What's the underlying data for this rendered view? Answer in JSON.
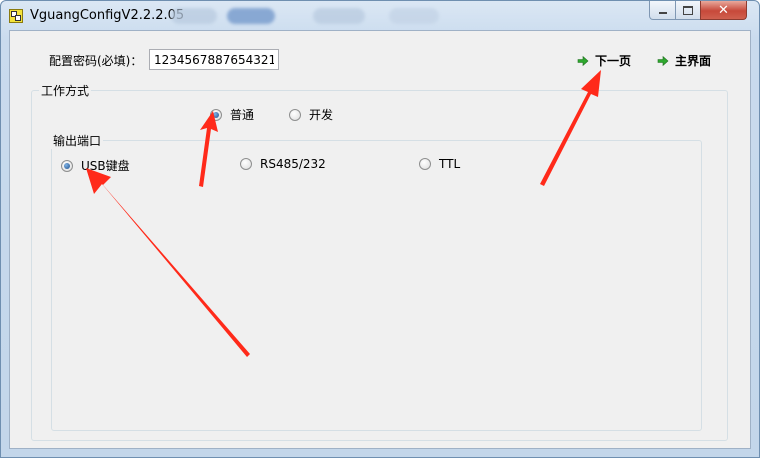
{
  "window": {
    "title": "VguangConfigV2.2.2.05",
    "caption_buttons": [
      "minimize",
      "maximize",
      "close"
    ]
  },
  "form": {
    "password_label": "配置密码(必填)：",
    "password_value": "1234567887654321"
  },
  "nav": {
    "next_page": "下一页",
    "main_screen": "主界面"
  },
  "work_mode": {
    "title": "工作方式",
    "options": [
      {
        "label": "普通",
        "selected": true
      },
      {
        "label": "开发",
        "selected": false
      }
    ]
  },
  "output_port": {
    "title": "输出端口",
    "options": [
      {
        "label": "USB键盘",
        "selected": true
      },
      {
        "label": "RS485/232",
        "selected": false
      },
      {
        "label": "TTL",
        "selected": false
      }
    ]
  },
  "colors": {
    "annotation_arrow": "#ff2a1a",
    "nav_arrow": "#2ea82e"
  }
}
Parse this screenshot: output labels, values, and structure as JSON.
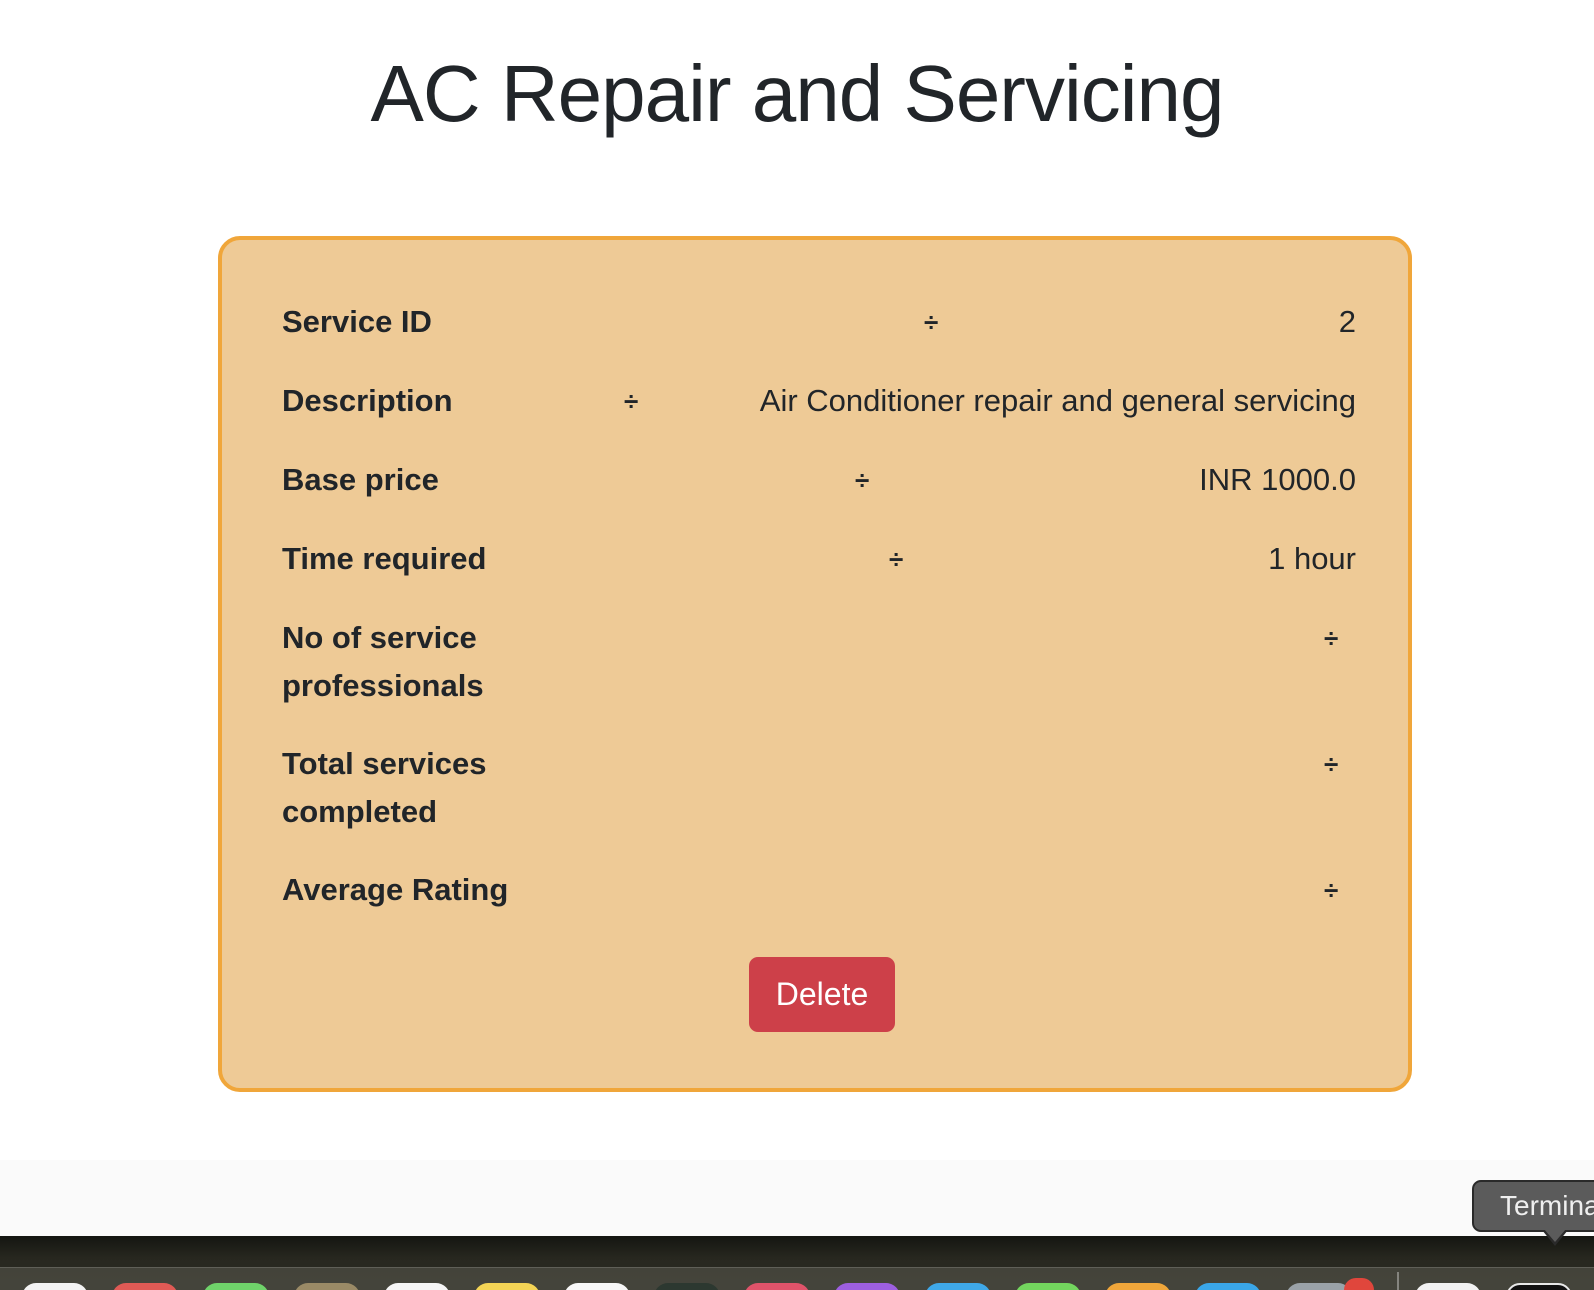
{
  "page": {
    "title": "AC Repair and Servicing"
  },
  "details": {
    "separator": "÷",
    "rows": [
      {
        "label": "Service ID",
        "value": "2"
      },
      {
        "label": "Description",
        "value": "Air Conditioner repair and general servicing"
      },
      {
        "label": "Base price",
        "value": "INR 1000.0"
      },
      {
        "label": "Time required",
        "value": "1 hour"
      },
      {
        "label": "No of service professionals",
        "value": ""
      },
      {
        "label": "Total services completed",
        "value": ""
      },
      {
        "label": "Average Rating",
        "value": ""
      }
    ]
  },
  "actions": {
    "delete_label": "Delete"
  },
  "dock": {
    "tooltip_label": "Terminal"
  },
  "colors": {
    "card_background": "#eeca96",
    "card_border": "#f0a63a",
    "delete_button": "#cd4049",
    "text": "#212529"
  }
}
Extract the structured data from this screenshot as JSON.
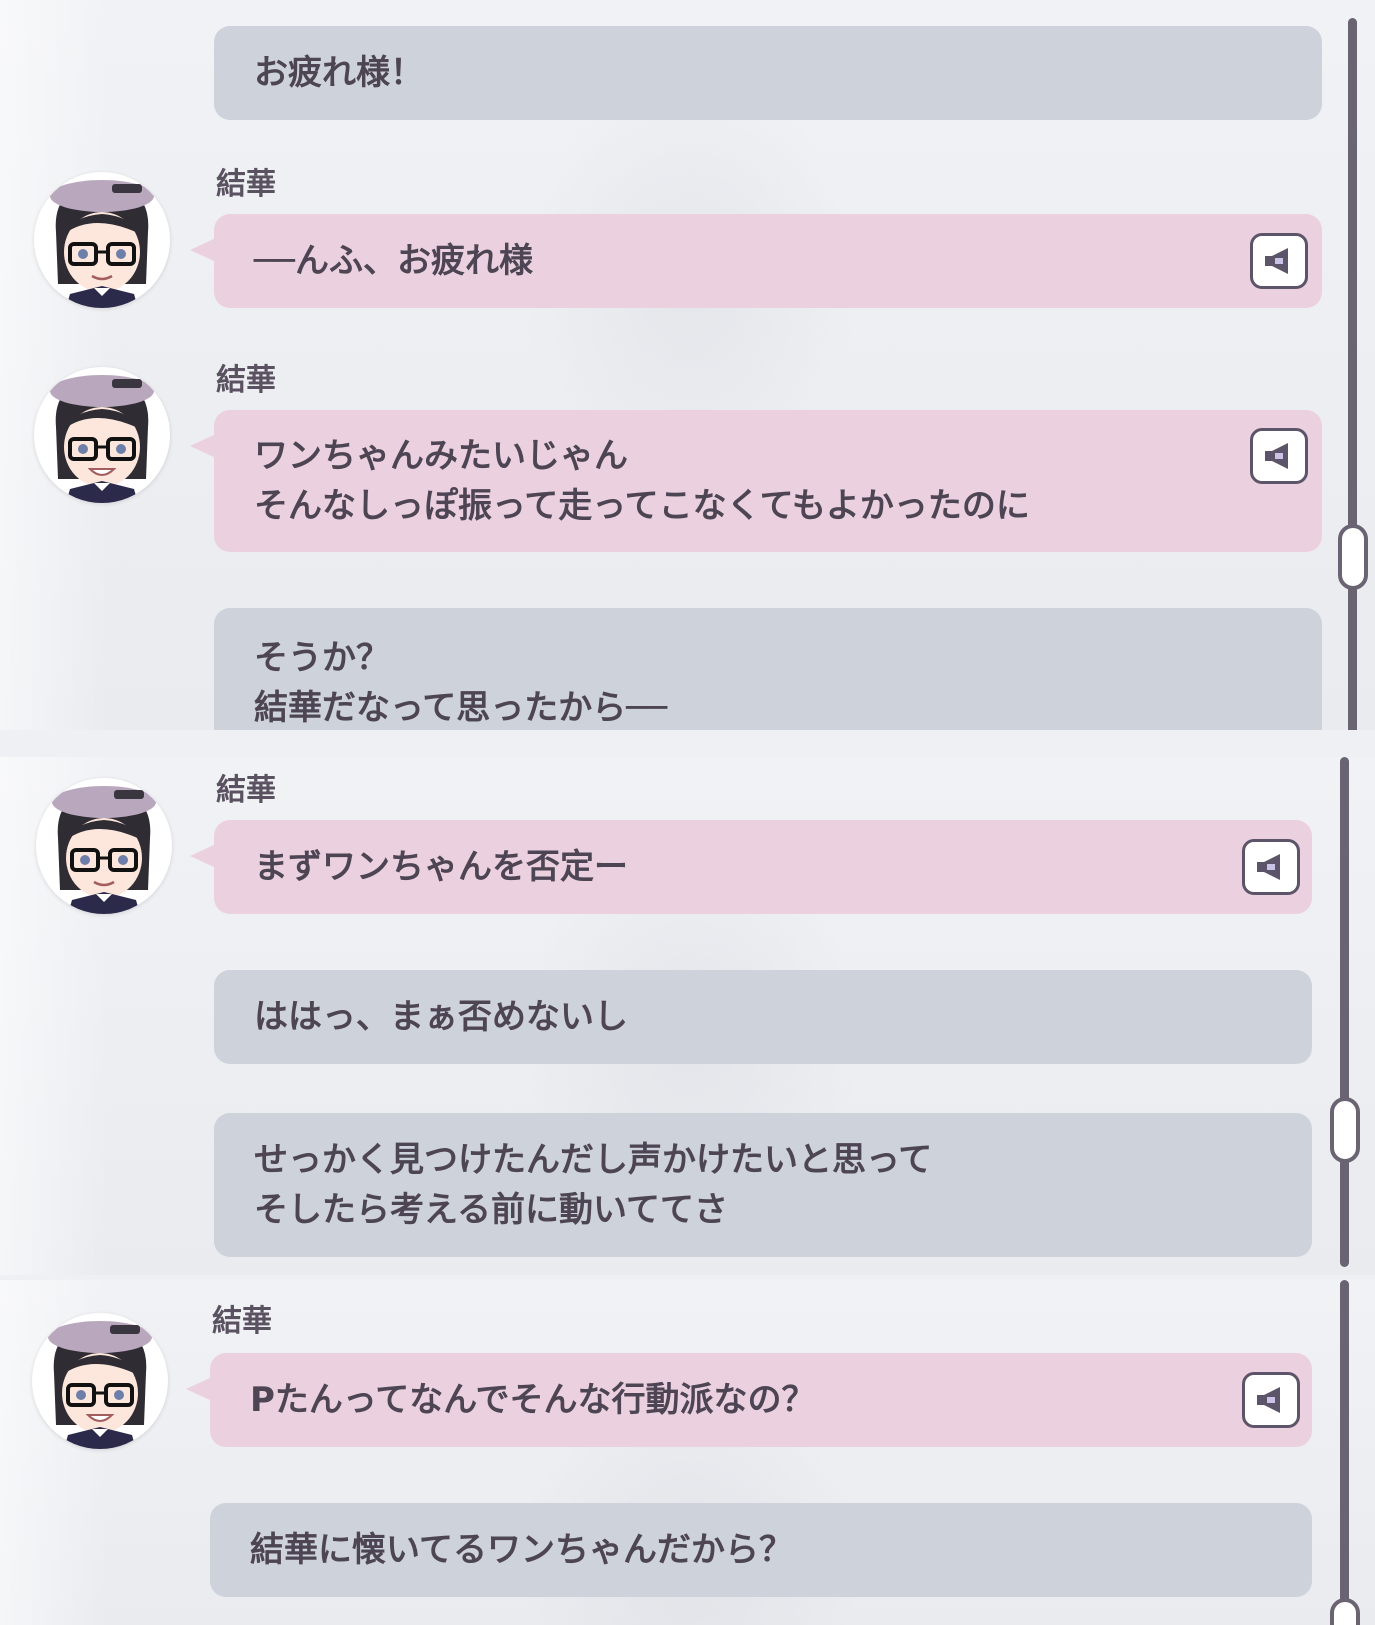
{
  "speaker_name": "結華",
  "messages": {
    "m1": {
      "lines": [
        "お疲れ様！"
      ]
    },
    "m2": {
      "lines": [
        "──んふ、お疲れ様"
      ]
    },
    "m3": {
      "lines": [
        "ワンちゃんみたいじゃん",
        "そんなしっぽ振って走ってこなくてもよかったのに"
      ]
    },
    "m4": {
      "lines": [
        "そうか？",
        "結華だなって思ったから──"
      ]
    },
    "m5": {
      "lines": [
        "まずワンちゃんを否定ー"
      ]
    },
    "m6": {
      "lines": [
        "ははっ、まぁ否めないし"
      ]
    },
    "m7": {
      "lines": [
        "せっかく見つけたんだし声かけたいと思って",
        "そしたら考える前に動いててさ"
      ]
    },
    "m8": {
      "lines": [
        "Pたんってなんでそんな行動派なの？"
      ]
    },
    "m9": {
      "lines": [
        "結華に懐いてるワンちゃんだから？"
      ]
    }
  },
  "icons": {
    "voice": "speaker-icon",
    "avatar": "character-avatar-icon"
  },
  "colors": {
    "player_bubble": "#ced2da",
    "character_bubble": "#ebd1df",
    "text": "#4d4553",
    "scrollbar": "#6a6372"
  }
}
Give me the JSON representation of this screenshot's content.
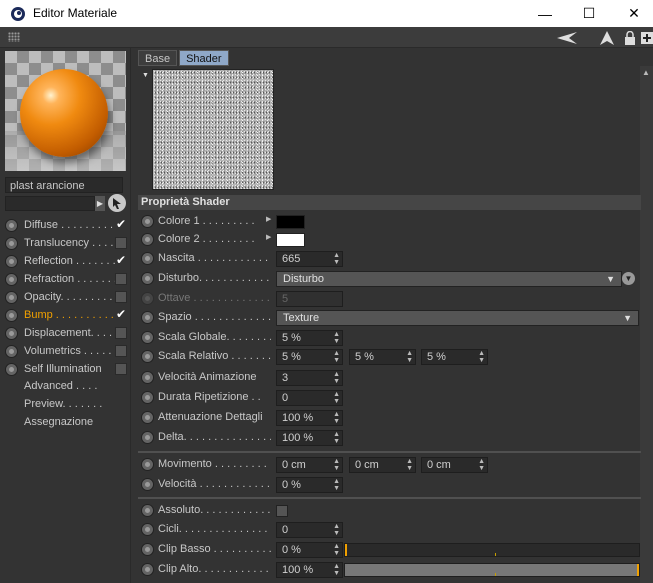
{
  "window": {
    "title": "Editor Materiale",
    "minimize": "—",
    "maximize": "☐",
    "close": "✕"
  },
  "material": {
    "name": "plast arancione"
  },
  "channels": [
    {
      "label": "Diffuse . . . . . . . . . .",
      "checked": true
    },
    {
      "label": "Translucency . . . . .",
      "checked": false
    },
    {
      "label": "Reflection . . . . . . . . .",
      "checked": true
    },
    {
      "label": "Refraction . . . . . . . .",
      "checked": false
    },
    {
      "label": "Opacity. . . . . . . . . . .",
      "checked": false
    },
    {
      "label": "Bump . . . . . . . . . . . . .",
      "checked": true,
      "active": true
    },
    {
      "label": "Displacement. . . . .",
      "checked": false
    },
    {
      "label": "Volumetrics . . . . . .",
      "checked": false
    },
    {
      "label": "Self Illumination",
      "checked": false
    }
  ],
  "extra_items": [
    "Advanced . . . .",
    "Preview. . . . . . .",
    "Assegnazione"
  ],
  "tabs": [
    "Base",
    "Shader"
  ],
  "section_title": "Proprietà Shader",
  "props": {
    "colore1": {
      "label": "Colore 1 . . . . . . . . .",
      "color": "#000000"
    },
    "colore2": {
      "label": "Colore 2 . . . . . . . . .",
      "color": "#ffffff"
    },
    "nascita": {
      "label": "Nascita . . . . . . . . . . . . .",
      "value": "665"
    },
    "disturbo": {
      "label": "Disturbo. . . . . . . . . . . .",
      "value": "Disturbo"
    },
    "ottave": {
      "label": "Ottave . . . . . . . . . . . . . .",
      "value": "5"
    },
    "spazio": {
      "label": "Spazio . . . . . . . . . . . . . .",
      "value": "Texture"
    },
    "scala_globale": {
      "label": "Scala Globale. . . . . . . .",
      "value": "5 %"
    },
    "scala_relativo": {
      "label": "Scala Relativo . . . . . . .",
      "values": [
        "5 %",
        "5 %",
        "5 %"
      ]
    },
    "velocita_animazione": {
      "label": "Velocità Animazione",
      "value": "3"
    },
    "durata_ripetizione": {
      "label": "Durata Ripetizione . .",
      "value": "0"
    },
    "attenuazione": {
      "label": "Attenuazione Dettagli",
      "value": "100 %"
    },
    "delta": {
      "label": "Delta. . . . . . . . . . . . . . . .",
      "value": "100 %"
    },
    "movimento": {
      "label": "Movimento . . . . . . . . .",
      "values": [
        "0 cm",
        "0 cm",
        "0 cm"
      ]
    },
    "velocita": {
      "label": "Velocità . . . . . . . . . . . .",
      "value": "0 %"
    },
    "assoluto": {
      "label": "Assoluto. . . . . . . . . . . .",
      "checked": false
    },
    "cicli": {
      "label": "Cicli. . . . . . . . . . . . . . . .",
      "value": "0"
    },
    "clip_basso": {
      "label": "Clip Basso . . . . . . . . . .",
      "value": "0 %",
      "level": 0
    },
    "clip_alto": {
      "label": "Clip Alto. . . . . . . . . . . .",
      "value": "100 %",
      "level": 100
    }
  },
  "colors": {
    "accent": "#f0a000",
    "tab_selected": "#8fa8c8"
  }
}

| WHAT TO WORK ON |
Your copy should match the entries exactly, minus the pictures.

| RESPONSE |
What's the underlying data for this rendered view? Answer in JSON.
{
  "window": {
    "title": "VguangConfigV2.2.2.05",
    "caption_buttons": [
      "minimize",
      "maximize",
      "close"
    ]
  },
  "form": {
    "password_label": "配置密码(必填)：",
    "password_value": "1234567887654321"
  },
  "nav": {
    "next_page": "下一页",
    "main_screen": "主界面"
  },
  "work_mode": {
    "title": "工作方式",
    "options": [
      {
        "label": "普通",
        "selected": true
      },
      {
        "label": "开发",
        "selected": false
      }
    ]
  },
  "output_port": {
    "title": "输出端口",
    "options": [
      {
        "label": "USB键盘",
        "selected": true
      },
      {
        "label": "RS485/232",
        "selected": false
      },
      {
        "label": "TTL",
        "selected": false
      }
    ]
  },
  "colors": {
    "annotation_arrow": "#ff2a1a",
    "nav_arrow": "#2ea82e"
  }
}
Parse this screenshot: output labels, values, and structure as JSON.
{
  "page": {
    "title": "AC Repair and Servicing"
  },
  "details": {
    "separator": "÷",
    "rows": [
      {
        "label": "Service ID",
        "value": "2"
      },
      {
        "label": "Description",
        "value": "Air Conditioner repair and general servicing"
      },
      {
        "label": "Base price",
        "value": "INR 1000.0"
      },
      {
        "label": "Time required",
        "value": "1 hour"
      },
      {
        "label": "No of service professionals",
        "value": ""
      },
      {
        "label": "Total services completed",
        "value": ""
      },
      {
        "label": "Average Rating",
        "value": ""
      }
    ]
  },
  "actions": {
    "delete_label": "Delete"
  },
  "dock": {
    "tooltip_label": "Terminal"
  },
  "colors": {
    "card_background": "#eeca96",
    "card_border": "#f0a63a",
    "delete_button": "#cd4049",
    "text": "#212529"
  }
}
Extract the structured data from this screenshot as JSON.
{
  "speaker_name": "結華",
  "messages": {
    "m1": {
      "lines": [
        "お疲れ様！"
      ]
    },
    "m2": {
      "lines": [
        "──んふ、お疲れ様"
      ]
    },
    "m3": {
      "lines": [
        "ワンちゃんみたいじゃん",
        "そんなしっぽ振って走ってこなくてもよかったのに"
      ]
    },
    "m4": {
      "lines": [
        "そうか？",
        "結華だなって思ったから──"
      ]
    },
    "m5": {
      "lines": [
        "まずワンちゃんを否定ー"
      ]
    },
    "m6": {
      "lines": [
        "ははっ、まぁ否めないし"
      ]
    },
    "m7": {
      "lines": [
        "せっかく見つけたんだし声かけたいと思って",
        "そしたら考える前に動いててさ"
      ]
    },
    "m8": {
      "lines": [
        "Pたんってなんでそんな行動派なの？"
      ]
    },
    "m9": {
      "lines": [
        "結華に懐いてるワンちゃんだから？"
      ]
    }
  },
  "icons": {
    "voice": "speaker-icon",
    "avatar": "character-avatar-icon"
  },
  "colors": {
    "player_bubble": "#ced2da",
    "character_bubble": "#ebd1df",
    "text": "#4d4553",
    "scrollbar": "#6a6372"
  }
}
Give me the JSON representation of this screenshot's content.
{
  "window": {
    "title": "Editor Materiale",
    "minimize": "—",
    "maximize": "☐",
    "close": "✕"
  },
  "material": {
    "name": "plast arancione"
  },
  "channels": [
    {
      "label": "Diffuse . . . . . . . . . .",
      "checked": true
    },
    {
      "label": "Translucency . . . . .",
      "checked": false
    },
    {
      "label": "Reflection . . . . . . . . .",
      "checked": true
    },
    {
      "label": "Refraction . . . . . . . .",
      "checked": false
    },
    {
      "label": "Opacity. . . . . . . . . . .",
      "checked": false
    },
    {
      "label": "Bump . . . . . . . . . . . . .",
      "checked": true,
      "active": true
    },
    {
      "label": "Displacement. . . . .",
      "checked": false
    },
    {
      "label": "Volumetrics . . . . . .",
      "checked": false
    },
    {
      "label": "Self Illumination",
      "checked": false
    }
  ],
  "extra_items": [
    "Advanced . . . .",
    "Preview. . . . . . .",
    "Assegnazione"
  ],
  "tabs": [
    "Base",
    "Shader"
  ],
  "section_title": "Proprietà Shader",
  "props": {
    "colore1": {
      "label": "Colore 1 . . . . . . . . .",
      "color": "#000000"
    },
    "colore2": {
      "label": "Colore 2 . . . . . . . . .",
      "color": "#ffffff"
    },
    "nascita": {
      "label": "Nascita . . . . . . . . . . . . .",
      "value": "665"
    },
    "disturbo": {
      "label": "Disturbo. . . . . . . . . . . .",
      "value": "Disturbo"
    },
    "ottave": {
      "label": "Ottave . . . . . . . . . . . . . .",
      "value": "5"
    },
    "spazio": {
      "label": "Spazio . . . . . . . . . . . . . .",
      "value": "Texture"
    },
    "scala_globale": {
      "label": "Scala Globale. . . . . . . .",
      "value": "5 %"
    },
    "scala_relativo": {
      "label": "Scala Relativo . . . . . . .",
      "values": [
        "5 %",
        "5 %",
        "5 %"
      ]
    },
    "velocita_animazione": {
      "label": "Velocità Animazione",
      "value": "3"
    },
    "durata_ripetizione": {
      "label": "Durata Ripetizione . .",
      "value": "0"
    },
    "attenuazione": {
      "label": "Attenuazione Dettagli",
      "value": "100 %"
    },
    "delta": {
      "label": "Delta. . . . . . . . . . . . . . . .",
      "value": "100 %"
    },
    "movimento": {
      "label": "Movimento . . . . . . . . .",
      "values": [
        "0 cm",
        "0 cm",
        "0 cm"
      ]
    },
    "velocita": {
      "label": "Velocità . . . . . . . . . . . .",
      "value": "0 %"
    },
    "assoluto": {
      "label": "Assoluto. . . . . . . . . . . .",
      "checked": false
    },
    "cicli": {
      "label": "Cicli. . . . . . . . . . . . . . . .",
      "value": "0"
    },
    "clip_basso": {
      "label": "Clip Basso . . . . . . . . . .",
      "value": "0 %",
      "level": 0
    },
    "clip_alto": {
      "label": "Clip Alto. . . . . . . . . . . .",
      "value": "100 %",
      "level": 100
    }
  },
  "colors": {
    "accent": "#f0a000",
    "tab_selected": "#8fa8c8"
  }
}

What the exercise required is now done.